[WORK TO BE COMPLETED] What follows is a set of records, each of which is to be written out exactly.

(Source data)
· · ·
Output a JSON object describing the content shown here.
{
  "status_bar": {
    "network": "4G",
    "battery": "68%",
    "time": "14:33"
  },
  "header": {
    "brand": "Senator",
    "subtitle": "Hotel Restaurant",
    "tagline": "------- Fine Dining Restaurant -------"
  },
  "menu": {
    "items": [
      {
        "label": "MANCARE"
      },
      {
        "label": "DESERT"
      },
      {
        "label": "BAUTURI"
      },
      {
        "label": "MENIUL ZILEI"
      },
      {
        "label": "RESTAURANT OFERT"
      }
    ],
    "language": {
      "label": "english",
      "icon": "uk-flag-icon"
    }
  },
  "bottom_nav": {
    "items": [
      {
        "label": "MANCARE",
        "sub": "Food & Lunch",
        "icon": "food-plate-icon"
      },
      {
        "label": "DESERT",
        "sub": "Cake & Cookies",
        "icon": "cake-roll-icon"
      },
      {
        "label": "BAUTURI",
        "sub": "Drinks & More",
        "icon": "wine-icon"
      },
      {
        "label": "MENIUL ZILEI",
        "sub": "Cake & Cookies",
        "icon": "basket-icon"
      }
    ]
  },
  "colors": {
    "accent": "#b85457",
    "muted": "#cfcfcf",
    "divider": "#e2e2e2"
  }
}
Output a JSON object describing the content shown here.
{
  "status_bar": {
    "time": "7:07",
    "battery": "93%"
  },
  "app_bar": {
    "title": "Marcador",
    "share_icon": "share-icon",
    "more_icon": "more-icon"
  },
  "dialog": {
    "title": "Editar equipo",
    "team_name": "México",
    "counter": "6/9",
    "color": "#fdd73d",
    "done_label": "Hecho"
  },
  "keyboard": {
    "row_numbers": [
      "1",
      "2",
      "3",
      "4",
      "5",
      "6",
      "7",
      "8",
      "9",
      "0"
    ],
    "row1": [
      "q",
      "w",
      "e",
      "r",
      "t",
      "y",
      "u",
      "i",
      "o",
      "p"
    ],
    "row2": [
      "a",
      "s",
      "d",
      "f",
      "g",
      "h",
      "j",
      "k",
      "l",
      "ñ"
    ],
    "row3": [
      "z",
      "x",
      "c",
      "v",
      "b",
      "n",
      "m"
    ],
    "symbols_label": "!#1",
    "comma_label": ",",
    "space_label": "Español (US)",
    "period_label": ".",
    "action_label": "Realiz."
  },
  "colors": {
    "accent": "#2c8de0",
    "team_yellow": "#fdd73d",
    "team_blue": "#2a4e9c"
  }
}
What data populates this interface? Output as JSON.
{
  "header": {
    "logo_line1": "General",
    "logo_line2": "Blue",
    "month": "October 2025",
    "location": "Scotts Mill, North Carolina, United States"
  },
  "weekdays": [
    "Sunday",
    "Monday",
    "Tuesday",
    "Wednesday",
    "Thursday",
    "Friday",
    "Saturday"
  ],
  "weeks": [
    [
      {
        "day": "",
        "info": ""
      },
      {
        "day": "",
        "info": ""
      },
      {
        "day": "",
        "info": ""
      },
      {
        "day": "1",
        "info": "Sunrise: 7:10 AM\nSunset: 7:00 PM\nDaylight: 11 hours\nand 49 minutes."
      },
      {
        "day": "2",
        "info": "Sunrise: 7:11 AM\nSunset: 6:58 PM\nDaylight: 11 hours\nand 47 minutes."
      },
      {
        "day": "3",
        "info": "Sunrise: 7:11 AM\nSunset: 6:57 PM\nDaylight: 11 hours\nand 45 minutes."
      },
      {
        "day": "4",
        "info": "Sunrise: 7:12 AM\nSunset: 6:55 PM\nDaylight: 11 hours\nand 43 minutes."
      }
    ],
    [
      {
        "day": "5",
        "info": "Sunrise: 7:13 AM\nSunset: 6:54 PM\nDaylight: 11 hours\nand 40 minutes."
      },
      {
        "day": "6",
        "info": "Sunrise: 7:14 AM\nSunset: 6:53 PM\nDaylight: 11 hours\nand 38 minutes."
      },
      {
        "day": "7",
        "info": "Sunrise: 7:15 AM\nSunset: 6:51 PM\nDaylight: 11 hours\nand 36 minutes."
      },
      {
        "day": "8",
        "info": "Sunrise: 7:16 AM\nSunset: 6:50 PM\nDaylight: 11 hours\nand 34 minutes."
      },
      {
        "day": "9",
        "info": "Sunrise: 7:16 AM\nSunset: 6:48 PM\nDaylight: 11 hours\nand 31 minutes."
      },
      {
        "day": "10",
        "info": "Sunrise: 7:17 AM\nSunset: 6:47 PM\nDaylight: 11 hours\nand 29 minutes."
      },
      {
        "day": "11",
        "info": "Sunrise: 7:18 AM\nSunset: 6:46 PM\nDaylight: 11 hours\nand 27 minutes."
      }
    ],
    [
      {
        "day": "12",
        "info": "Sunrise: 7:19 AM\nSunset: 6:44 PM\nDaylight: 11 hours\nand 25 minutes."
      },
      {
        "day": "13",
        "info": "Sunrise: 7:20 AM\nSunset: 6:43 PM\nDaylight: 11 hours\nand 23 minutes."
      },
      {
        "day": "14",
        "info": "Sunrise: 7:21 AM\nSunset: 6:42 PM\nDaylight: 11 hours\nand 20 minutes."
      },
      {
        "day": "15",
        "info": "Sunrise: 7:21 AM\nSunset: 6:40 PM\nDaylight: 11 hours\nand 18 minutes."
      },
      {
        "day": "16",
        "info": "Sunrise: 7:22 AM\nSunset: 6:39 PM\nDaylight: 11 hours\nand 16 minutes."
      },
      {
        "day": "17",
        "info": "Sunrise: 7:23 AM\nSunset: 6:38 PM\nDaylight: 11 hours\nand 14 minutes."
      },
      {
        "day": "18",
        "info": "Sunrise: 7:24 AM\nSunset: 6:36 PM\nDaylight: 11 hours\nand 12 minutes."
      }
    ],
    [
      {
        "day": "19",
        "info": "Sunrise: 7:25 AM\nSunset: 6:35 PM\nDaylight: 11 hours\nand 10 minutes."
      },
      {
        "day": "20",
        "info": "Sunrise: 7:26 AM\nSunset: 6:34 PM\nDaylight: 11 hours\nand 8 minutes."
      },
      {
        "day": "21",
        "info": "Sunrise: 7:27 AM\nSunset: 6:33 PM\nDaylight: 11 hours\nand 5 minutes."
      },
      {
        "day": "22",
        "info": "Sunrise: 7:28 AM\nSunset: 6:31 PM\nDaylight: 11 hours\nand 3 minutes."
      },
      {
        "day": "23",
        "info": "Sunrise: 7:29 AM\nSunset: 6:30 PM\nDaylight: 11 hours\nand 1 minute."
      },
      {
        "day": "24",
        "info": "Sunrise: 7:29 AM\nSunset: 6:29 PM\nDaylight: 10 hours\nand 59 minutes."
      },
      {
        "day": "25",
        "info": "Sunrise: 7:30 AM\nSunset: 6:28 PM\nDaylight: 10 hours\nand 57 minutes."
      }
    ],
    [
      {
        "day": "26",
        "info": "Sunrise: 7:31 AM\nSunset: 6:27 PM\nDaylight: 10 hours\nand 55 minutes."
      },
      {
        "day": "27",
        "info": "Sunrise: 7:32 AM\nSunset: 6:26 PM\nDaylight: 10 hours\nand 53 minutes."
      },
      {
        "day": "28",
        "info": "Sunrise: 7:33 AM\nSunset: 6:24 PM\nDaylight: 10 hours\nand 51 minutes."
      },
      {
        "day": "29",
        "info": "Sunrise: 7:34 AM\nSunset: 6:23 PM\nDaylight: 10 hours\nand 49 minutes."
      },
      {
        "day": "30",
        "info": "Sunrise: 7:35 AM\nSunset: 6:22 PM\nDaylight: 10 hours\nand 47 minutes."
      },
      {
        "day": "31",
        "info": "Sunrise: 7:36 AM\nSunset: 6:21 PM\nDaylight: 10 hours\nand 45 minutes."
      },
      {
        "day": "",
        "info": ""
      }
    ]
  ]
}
· · ·
[SOLUTION TO THIS PROBLEM]
Output a JSON object describing the content shown here.
{
  "status_bar": {
    "network": "4G",
    "battery": "68%",
    "time": "14:33"
  },
  "header": {
    "brand": "Senator",
    "subtitle": "Hotel Restaurant",
    "tagline": "------- Fine Dining Restaurant -------"
  },
  "menu": {
    "items": [
      {
        "label": "MANCARE"
      },
      {
        "label": "DESERT"
      },
      {
        "label": "BAUTURI"
      },
      {
        "label": "MENIUL ZILEI"
      },
      {
        "label": "RESTAURANT OFERT"
      }
    ],
    "language": {
      "label": "english",
      "icon": "uk-flag-icon"
    }
  },
  "bottom_nav": {
    "items": [
      {
        "label": "MANCARE",
        "sub": "Food & Lunch",
        "icon": "food-plate-icon"
      },
      {
        "label": "DESERT",
        "sub": "Cake & Cookies",
        "icon": "cake-roll-icon"
      },
      {
        "label": "BAUTURI",
        "sub": "Drinks & More",
        "icon": "wine-icon"
      },
      {
        "label": "MENIUL ZILEI",
        "sub": "Cake & Cookies",
        "icon": "basket-icon"
      }
    ]
  },
  "colors": {
    "accent": "#b85457",
    "muted": "#cfcfcf",
    "divider": "#e2e2e2"
  }
}
Output a JSON object describing the content shown here.
{
  "status_bar": {
    "time": "7:07",
    "battery": "93%"
  },
  "app_bar": {
    "title": "Marcador",
    "share_icon": "share-icon",
    "more_icon": "more-icon"
  },
  "dialog": {
    "title": "Editar equipo",
    "team_name": "México",
    "counter": "6/9",
    "color": "#fdd73d",
    "done_label": "Hecho"
  },
  "keyboard": {
    "row_numbers": [
      "1",
      "2",
      "3",
      "4",
      "5",
      "6",
      "7",
      "8",
      "9",
      "0"
    ],
    "row1": [
      "q",
      "w",
      "e",
      "r",
      "t",
      "y",
      "u",
      "i",
      "o",
      "p"
    ],
    "row2": [
      "a",
      "s",
      "d",
      "f",
      "g",
      "h",
      "j",
      "k",
      "l",
      "ñ"
    ],
    "row3": [
      "z",
      "x",
      "c",
      "v",
      "b",
      "n",
      "m"
    ],
    "symbols_label": "!#1",
    "comma_label": ",",
    "space_label": "Español (US)",
    "period_label": ".",
    "action_label": "Realiz."
  },
  "colors": {
    "accent": "#2c8de0",
    "team_yellow": "#fdd73d",
    "team_blue": "#2a4e9c"
  }
}
What data populates this interface? Output as JSON.
{
  "header": {
    "logo_line1": "General",
    "logo_line2": "Blue",
    "month": "October 2025",
    "location": "Scotts Mill, North Carolina, United States"
  },
  "weekdays": [
    "Sunday",
    "Monday",
    "Tuesday",
    "Wednesday",
    "Thursday",
    "Friday",
    "Saturday"
  ],
  "weeks": [
    [
      {
        "day": "",
        "info": ""
      },
      {
        "day": "",
        "info": ""
      },
      {
        "day": "",
        "info": ""
      },
      {
        "day": "1",
        "info": "Sunrise: 7:10 AM\nSunset: 7:00 PM\nDaylight: 11 hours\nand 49 minutes."
      },
      {
        "day": "2",
        "info": "Sunrise: 7:11 AM\nSunset: 6:58 PM\nDaylight: 11 hours\nand 47 minutes."
      },
      {
        "day": "3",
        "info": "Sunrise: 7:11 AM\nSunset: 6:57 PM\nDaylight: 11 hours\nand 45 minutes."
      },
      {
        "day": "4",
        "info": "Sunrise: 7:12 AM\nSunset: 6:55 PM\nDaylight: 11 hours\nand 43 minutes."
      }
    ],
    [
      {
        "day": "5",
        "info": "Sunrise: 7:13 AM\nSunset: 6:54 PM\nDaylight: 11 hours\nand 40 minutes."
      },
      {
        "day": "6",
        "info": "Sunrise: 7:14 AM\nSunset: 6:53 PM\nDaylight: 11 hours\nand 38 minutes."
      },
      {
        "day": "7",
        "info": "Sunrise: 7:15 AM\nSunset: 6:51 PM\nDaylight: 11 hours\nand 36 minutes."
      },
      {
        "day": "8",
        "info": "Sunrise: 7:16 AM\nSunset: 6:50 PM\nDaylight: 11 hours\nand 34 minutes."
      },
      {
        "day": "9",
        "info": "Sunrise: 7:16 AM\nSunset: 6:48 PM\nDaylight: 11 hours\nand 31 minutes."
      },
      {
        "day": "10",
        "info": "Sunrise: 7:17 AM\nSunset: 6:47 PM\nDaylight: 11 hours\nand 29 minutes."
      },
      {
        "day": "11",
        "info": "Sunrise: 7:18 AM\nSunset: 6:46 PM\nDaylight: 11 hours\nand 27 minutes."
      }
    ],
    [
      {
        "day": "12",
        "info": "Sunrise: 7:19 AM\nSunset: 6:44 PM\nDaylight: 11 hours\nand 25 minutes."
      },
      {
        "day": "13",
        "info": "Sunrise: 7:20 AM\nSunset: 6:43 PM\nDaylight: 11 hours\nand 23 minutes."
      },
      {
        "day": "14",
        "info": "Sunrise: 7:21 AM\nSunset: 6:42 PM\nDaylight: 11 hours\nand 20 minutes."
      },
      {
        "day": "15",
        "info": "Sunrise: 7:21 AM\nSunset: 6:40 PM\nDaylight: 11 hours\nand 18 minutes."
      },
      {
        "day": "16",
        "info": "Sunrise: 7:22 AM\nSunset: 6:39 PM\nDaylight: 11 hours\nand 16 minutes."
      },
      {
        "day": "17",
        "info": "Sunrise: 7:23 AM\nSunset: 6:38 PM\nDaylight: 11 hours\nand 14 minutes."
      },
      {
        "day": "18",
        "info": "Sunrise: 7:24 AM\nSunset: 6:36 PM\nDaylight: 11 hours\nand 12 minutes."
      }
    ],
    [
      {
        "day": "19",
        "info": "Sunrise: 7:25 AM\nSunset: 6:35 PM\nDaylight: 11 hours\nand 10 minutes."
      },
      {
        "day": "20",
        "info": "Sunrise: 7:26 AM\nSunset: 6:34 PM\nDaylight: 11 hours\nand 8 minutes."
      },
      {
        "day": "21",
        "info": "Sunrise: 7:27 AM\nSunset: 6:33 PM\nDaylight: 11 hours\nand 5 minutes."
      },
      {
        "day": "22",
        "info": "Sunrise: 7:28 AM\nSunset: 6:31 PM\nDaylight: 11 hours\nand 3 minutes."
      },
      {
        "day": "23",
        "info": "Sunrise: 7:29 AM\nSunset: 6:30 PM\nDaylight: 11 hours\nand 1 minute."
      },
      {
        "day": "24",
        "info": "Sunrise: 7:29 AM\nSunset: 6:29 PM\nDaylight: 10 hours\nand 59 minutes."
      },
      {
        "day": "25",
        "info": "Sunrise: 7:30 AM\nSunset: 6:28 PM\nDaylight: 10 hours\nand 57 minutes."
      }
    ],
    [
      {
        "day": "26",
        "info": "Sunrise: 7:31 AM\nSunset: 6:27 PM\nDaylight: 10 hours\nand 55 minutes."
      },
      {
        "day": "27",
        "info": "Sunrise: 7:32 AM\nSunset: 6:26 PM\nDaylight: 10 hours\nand 53 minutes."
      },
      {
        "day": "28",
        "info": "Sunrise: 7:33 AM\nSunset: 6:24 PM\nDaylight: 10 hours\nand 51 minutes."
      },
      {
        "day": "29",
        "info": "Sunrise: 7:34 AM\nSunset: 6:23 PM\nDaylight: 10 hours\nand 49 minutes."
      },
      {
        "day": "30",
        "info": "Sunrise: 7:35 AM\nSunset: 6:22 PM\nDaylight: 10 hours\nand 47 minutes."
      },
      {
        "day": "31",
        "info": "Sunrise: 7:36 AM\nSunset: 6:21 PM\nDaylight: 10 hours\nand 45 minutes."
      },
      {
        "day": "",
        "info": ""
      }
    ]
  ]
}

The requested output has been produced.